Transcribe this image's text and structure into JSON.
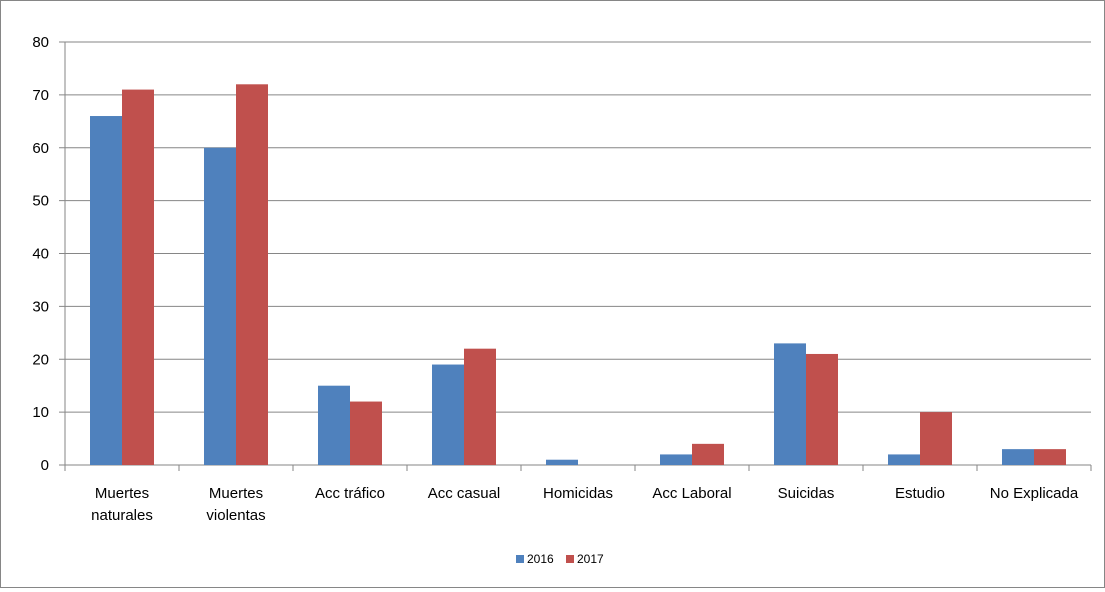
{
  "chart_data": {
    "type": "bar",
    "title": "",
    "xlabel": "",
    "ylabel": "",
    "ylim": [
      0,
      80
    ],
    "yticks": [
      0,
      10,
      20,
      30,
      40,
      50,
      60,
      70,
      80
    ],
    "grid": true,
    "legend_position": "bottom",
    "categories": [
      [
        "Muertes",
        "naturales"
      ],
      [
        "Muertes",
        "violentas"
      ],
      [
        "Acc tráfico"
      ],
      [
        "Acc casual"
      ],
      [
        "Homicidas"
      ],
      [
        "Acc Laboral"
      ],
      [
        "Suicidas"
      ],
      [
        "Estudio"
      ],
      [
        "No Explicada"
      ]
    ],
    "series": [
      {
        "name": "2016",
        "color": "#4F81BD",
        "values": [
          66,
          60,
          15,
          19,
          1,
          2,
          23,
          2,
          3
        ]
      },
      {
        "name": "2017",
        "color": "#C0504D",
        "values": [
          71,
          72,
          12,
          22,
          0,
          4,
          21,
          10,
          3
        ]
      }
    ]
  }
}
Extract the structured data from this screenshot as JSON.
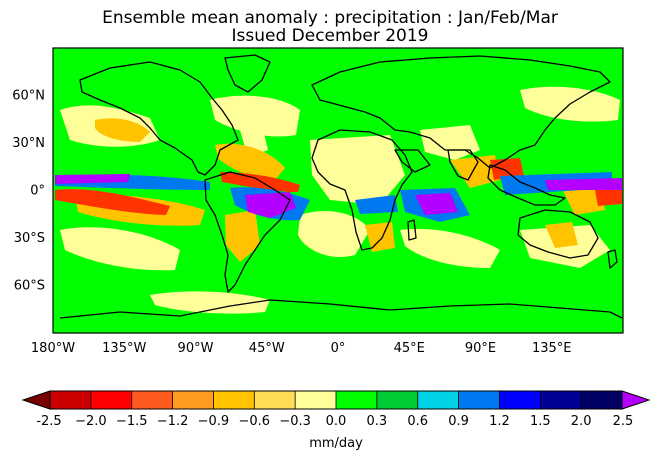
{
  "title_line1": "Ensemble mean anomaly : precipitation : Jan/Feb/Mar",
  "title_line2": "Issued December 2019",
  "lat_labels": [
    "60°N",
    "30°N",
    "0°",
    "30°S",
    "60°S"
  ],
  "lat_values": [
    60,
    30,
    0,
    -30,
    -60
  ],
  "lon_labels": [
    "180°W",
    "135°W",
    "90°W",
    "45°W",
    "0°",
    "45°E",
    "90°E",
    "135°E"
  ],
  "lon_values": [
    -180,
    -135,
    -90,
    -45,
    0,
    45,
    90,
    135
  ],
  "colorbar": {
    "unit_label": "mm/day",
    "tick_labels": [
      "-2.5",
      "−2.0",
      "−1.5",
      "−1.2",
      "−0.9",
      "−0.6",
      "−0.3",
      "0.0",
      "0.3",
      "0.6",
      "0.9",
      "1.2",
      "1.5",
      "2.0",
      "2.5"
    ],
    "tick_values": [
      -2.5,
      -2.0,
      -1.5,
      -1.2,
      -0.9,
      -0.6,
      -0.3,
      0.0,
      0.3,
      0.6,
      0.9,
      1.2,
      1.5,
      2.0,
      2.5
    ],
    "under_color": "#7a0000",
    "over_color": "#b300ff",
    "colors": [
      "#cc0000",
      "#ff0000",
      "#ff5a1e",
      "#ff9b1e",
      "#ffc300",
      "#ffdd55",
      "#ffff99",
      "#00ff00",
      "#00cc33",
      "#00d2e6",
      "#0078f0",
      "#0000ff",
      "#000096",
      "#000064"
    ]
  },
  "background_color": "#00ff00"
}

────────────────────────────────────────

## [TASK STATEMENT]
Using the records above, retype everything exactly except the pictures.

## [RESPONSE TO THE TASK]
Transcribe this image's text and structure into JSON.
{
  "chart_data": {
    "type": "bar",
    "title": "",
    "xlabel": "",
    "ylabel": "",
    "ylim": [
      0,
      80
    ],
    "yticks": [
      0,
      10,
      20,
      30,
      40,
      50,
      60,
      70,
      80
    ],
    "grid": true,
    "legend_position": "bottom",
    "categories": [
      [
        "Muertes",
        "naturales"
      ],
      [
        "Muertes",
        "violentas"
      ],
      [
        "Acc tráfico"
      ],
      [
        "Acc casual"
      ],
      [
        "Homicidas"
      ],
      [
        "Acc Laboral"
      ],
      [
        "Suicidas"
      ],
      [
        "Estudio"
      ],
      [
        "No Explicada"
      ]
    ],
    "series": [
      {
        "name": "2016",
        "color": "#4F81BD",
        "values": [
          66,
          60,
          15,
          19,
          1,
          2,
          23,
          2,
          3
        ]
      },
      {
        "name": "2017",
        "color": "#C0504D",
        "values": [
          71,
          72,
          12,
          22,
          0,
          4,
          21,
          10,
          3
        ]
      }
    ]
  }
}
Extract the structured data from this screenshot as JSON.
{
  "title_line1": "Ensemble mean anomaly : precipitation : Jan/Feb/Mar",
  "title_line2": "Issued December 2019",
  "lat_labels": [
    "60°N",
    "30°N",
    "0°",
    "30°S",
    "60°S"
  ],
  "lat_values": [
    60,
    30,
    0,
    -30,
    -60
  ],
  "lon_labels": [
    "180°W",
    "135°W",
    "90°W",
    "45°W",
    "0°",
    "45°E",
    "90°E",
    "135°E"
  ],
  "lon_values": [
    -180,
    -135,
    -90,
    -45,
    0,
    45,
    90,
    135
  ],
  "colorbar": {
    "unit_label": "mm/day",
    "tick_labels": [
      "-2.5",
      "−2.0",
      "−1.5",
      "−1.2",
      "−0.9",
      "−0.6",
      "−0.3",
      "0.0",
      "0.3",
      "0.6",
      "0.9",
      "1.2",
      "1.5",
      "2.0",
      "2.5"
    ],
    "tick_values": [
      -2.5,
      -2.0,
      -1.5,
      -1.2,
      -0.9,
      -0.6,
      -0.3,
      0.0,
      0.3,
      0.6,
      0.9,
      1.2,
      1.5,
      2.0,
      2.5
    ],
    "under_color": "#7a0000",
    "over_color": "#b300ff",
    "colors": [
      "#cc0000",
      "#ff0000",
      "#ff5a1e",
      "#ff9b1e",
      "#ffc300",
      "#ffdd55",
      "#ffff99",
      "#00ff00",
      "#00cc33",
      "#00d2e6",
      "#0078f0",
      "#0000ff",
      "#000096",
      "#000064"
    ]
  },
  "background_color": "#00ff00"
}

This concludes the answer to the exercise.